▶ _What is being asked_: Look through the records below, and copy out every line that holds the string "from".

▶ _Data extract_:
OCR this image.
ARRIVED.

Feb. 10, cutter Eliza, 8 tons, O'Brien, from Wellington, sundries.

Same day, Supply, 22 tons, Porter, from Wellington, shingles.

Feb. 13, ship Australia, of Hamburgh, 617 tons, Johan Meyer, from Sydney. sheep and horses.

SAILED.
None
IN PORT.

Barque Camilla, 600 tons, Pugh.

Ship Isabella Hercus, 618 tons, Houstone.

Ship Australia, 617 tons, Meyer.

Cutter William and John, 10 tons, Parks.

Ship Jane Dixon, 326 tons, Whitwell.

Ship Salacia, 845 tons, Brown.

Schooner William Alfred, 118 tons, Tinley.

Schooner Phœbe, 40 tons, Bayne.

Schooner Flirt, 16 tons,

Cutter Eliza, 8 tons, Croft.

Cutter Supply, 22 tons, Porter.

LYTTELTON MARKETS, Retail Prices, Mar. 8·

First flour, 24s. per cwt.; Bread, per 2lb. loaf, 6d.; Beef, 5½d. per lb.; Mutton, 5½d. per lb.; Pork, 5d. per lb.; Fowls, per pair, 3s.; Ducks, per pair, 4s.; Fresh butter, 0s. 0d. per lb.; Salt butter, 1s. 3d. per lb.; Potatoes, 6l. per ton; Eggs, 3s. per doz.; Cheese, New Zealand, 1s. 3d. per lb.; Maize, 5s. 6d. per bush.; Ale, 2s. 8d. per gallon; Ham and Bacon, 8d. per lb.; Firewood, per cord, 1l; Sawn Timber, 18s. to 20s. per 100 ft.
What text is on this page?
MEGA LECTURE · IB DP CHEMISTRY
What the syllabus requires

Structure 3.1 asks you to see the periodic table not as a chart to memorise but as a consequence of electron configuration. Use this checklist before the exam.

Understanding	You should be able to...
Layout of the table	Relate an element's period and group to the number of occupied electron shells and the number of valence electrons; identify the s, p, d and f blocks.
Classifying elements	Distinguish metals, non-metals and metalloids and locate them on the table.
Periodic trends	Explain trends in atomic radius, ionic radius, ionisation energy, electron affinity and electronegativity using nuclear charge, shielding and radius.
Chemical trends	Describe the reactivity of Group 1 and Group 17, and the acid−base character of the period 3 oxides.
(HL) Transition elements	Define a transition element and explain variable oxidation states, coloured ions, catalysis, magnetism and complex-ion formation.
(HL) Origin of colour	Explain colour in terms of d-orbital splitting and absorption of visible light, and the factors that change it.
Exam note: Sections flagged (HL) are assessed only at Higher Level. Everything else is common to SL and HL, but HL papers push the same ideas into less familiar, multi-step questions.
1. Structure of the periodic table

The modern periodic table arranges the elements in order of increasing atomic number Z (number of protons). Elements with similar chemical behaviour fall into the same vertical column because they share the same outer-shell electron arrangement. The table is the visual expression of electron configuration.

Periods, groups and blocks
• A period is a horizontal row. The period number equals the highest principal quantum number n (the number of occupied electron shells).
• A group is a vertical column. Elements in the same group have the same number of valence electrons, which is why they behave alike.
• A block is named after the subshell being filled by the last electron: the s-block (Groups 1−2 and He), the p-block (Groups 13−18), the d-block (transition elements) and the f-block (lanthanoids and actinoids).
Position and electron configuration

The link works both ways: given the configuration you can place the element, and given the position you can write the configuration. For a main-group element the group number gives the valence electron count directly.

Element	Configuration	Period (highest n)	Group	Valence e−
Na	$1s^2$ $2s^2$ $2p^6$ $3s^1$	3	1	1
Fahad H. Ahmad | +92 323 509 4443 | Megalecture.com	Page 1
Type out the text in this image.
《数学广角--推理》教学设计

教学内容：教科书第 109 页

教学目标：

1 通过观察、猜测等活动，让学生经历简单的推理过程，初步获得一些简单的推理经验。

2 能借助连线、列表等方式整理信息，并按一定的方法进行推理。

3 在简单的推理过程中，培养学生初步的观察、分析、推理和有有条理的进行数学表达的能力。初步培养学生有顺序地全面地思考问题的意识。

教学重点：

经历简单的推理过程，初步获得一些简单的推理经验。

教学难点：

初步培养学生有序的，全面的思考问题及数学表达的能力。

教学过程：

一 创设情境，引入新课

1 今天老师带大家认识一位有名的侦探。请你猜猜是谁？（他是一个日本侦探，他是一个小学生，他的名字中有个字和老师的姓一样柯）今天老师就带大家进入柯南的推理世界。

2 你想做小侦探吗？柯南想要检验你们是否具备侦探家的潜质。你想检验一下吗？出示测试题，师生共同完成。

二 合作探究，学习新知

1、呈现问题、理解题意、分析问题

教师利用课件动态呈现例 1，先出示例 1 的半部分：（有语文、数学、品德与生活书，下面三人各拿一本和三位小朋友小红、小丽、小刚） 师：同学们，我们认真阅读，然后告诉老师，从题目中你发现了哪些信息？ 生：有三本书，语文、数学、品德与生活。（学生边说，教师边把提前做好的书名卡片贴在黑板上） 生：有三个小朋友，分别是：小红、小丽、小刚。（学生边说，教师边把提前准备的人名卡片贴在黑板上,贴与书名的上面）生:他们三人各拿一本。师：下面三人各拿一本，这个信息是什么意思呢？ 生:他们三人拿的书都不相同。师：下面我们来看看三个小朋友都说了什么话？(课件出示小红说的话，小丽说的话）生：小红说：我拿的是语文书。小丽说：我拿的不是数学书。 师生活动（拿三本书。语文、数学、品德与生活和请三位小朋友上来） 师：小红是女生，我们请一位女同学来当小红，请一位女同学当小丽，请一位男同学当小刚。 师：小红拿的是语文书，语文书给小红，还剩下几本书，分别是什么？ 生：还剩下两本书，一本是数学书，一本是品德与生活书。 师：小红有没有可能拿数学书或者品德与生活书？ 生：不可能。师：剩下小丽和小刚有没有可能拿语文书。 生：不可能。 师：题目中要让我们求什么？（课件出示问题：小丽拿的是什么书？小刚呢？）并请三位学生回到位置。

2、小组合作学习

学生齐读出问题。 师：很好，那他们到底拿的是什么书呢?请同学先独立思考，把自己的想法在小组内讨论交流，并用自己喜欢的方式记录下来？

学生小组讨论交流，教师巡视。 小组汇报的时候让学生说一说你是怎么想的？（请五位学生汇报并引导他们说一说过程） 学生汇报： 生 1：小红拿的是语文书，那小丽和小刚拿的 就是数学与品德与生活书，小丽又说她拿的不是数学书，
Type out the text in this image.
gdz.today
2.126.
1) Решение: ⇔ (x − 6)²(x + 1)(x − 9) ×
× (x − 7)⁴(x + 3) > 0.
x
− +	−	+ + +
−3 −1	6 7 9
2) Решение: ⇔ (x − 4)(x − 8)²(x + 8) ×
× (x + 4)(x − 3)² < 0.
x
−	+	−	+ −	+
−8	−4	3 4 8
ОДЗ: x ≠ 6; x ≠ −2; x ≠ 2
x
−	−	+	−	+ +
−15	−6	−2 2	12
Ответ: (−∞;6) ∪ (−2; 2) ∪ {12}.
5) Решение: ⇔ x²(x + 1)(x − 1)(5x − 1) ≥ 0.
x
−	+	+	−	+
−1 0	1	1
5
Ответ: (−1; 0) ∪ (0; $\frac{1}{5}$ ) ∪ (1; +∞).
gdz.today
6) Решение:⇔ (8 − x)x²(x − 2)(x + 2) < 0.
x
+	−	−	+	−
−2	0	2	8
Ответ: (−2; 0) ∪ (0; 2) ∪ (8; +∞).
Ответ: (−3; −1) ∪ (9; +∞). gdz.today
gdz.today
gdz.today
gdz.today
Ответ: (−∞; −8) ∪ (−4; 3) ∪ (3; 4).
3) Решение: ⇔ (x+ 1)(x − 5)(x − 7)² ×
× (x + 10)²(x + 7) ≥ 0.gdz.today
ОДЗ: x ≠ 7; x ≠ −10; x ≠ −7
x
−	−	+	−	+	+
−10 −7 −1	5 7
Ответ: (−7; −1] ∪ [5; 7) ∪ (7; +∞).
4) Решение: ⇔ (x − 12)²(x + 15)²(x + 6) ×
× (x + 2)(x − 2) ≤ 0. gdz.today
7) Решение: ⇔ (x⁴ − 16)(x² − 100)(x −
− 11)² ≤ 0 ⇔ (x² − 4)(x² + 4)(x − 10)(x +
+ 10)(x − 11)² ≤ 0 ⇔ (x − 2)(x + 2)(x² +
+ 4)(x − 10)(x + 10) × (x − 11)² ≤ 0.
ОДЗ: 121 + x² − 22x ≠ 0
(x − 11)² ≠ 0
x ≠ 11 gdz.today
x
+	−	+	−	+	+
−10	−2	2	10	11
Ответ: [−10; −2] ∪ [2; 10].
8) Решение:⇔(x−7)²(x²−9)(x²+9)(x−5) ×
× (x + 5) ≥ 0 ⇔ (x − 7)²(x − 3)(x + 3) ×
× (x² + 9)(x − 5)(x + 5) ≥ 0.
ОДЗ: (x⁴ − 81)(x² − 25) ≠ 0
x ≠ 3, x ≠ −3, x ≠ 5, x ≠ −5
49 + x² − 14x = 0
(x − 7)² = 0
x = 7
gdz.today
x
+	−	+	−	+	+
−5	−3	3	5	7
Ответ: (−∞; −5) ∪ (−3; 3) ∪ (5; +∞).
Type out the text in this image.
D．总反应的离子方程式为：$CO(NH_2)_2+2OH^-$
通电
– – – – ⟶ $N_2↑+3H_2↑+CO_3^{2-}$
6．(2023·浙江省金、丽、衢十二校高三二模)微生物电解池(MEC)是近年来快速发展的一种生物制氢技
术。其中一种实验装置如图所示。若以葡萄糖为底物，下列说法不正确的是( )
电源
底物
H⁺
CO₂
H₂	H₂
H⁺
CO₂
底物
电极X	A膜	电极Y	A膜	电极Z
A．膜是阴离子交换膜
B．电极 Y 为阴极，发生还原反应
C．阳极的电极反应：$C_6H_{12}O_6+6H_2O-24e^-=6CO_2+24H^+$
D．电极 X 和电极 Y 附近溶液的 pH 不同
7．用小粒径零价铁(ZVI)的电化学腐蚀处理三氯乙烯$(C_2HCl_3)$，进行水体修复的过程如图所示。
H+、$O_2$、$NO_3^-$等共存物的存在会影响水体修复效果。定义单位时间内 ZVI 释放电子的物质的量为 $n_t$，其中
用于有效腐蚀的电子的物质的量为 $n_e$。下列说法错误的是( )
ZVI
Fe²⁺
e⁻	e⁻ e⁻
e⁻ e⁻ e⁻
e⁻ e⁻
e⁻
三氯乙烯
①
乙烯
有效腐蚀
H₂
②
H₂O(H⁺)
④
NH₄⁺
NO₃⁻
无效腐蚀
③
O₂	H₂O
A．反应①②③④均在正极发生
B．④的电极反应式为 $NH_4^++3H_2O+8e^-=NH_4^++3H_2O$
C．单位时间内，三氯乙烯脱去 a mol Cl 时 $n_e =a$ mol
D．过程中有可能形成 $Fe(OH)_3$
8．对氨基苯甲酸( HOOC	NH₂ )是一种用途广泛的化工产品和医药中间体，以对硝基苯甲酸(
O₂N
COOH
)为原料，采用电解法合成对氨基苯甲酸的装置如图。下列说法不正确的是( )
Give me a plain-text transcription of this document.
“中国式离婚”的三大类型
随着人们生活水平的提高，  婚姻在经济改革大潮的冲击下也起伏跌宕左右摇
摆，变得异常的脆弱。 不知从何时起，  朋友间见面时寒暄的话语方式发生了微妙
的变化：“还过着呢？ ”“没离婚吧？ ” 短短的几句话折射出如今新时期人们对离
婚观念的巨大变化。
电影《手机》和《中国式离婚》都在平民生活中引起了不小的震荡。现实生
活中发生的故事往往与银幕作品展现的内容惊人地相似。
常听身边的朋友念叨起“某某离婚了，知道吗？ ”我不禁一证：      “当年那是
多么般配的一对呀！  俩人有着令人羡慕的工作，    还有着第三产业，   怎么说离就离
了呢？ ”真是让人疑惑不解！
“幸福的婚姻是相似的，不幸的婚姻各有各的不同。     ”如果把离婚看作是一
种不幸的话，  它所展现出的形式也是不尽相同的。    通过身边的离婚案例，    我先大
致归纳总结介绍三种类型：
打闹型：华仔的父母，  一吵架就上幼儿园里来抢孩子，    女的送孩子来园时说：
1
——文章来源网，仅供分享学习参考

▶ _Written response_:
Feb. 10, cutter Eliza, 8 tons, O'Brien, from Wellington, sundries.
Same day, Supply, 22 tons, Porter, from Wellington, shingles.
Feb. 13, ship Australia, of Hamburgh, 617 tons, Johan Meyer, from Sydney. sheep and horses.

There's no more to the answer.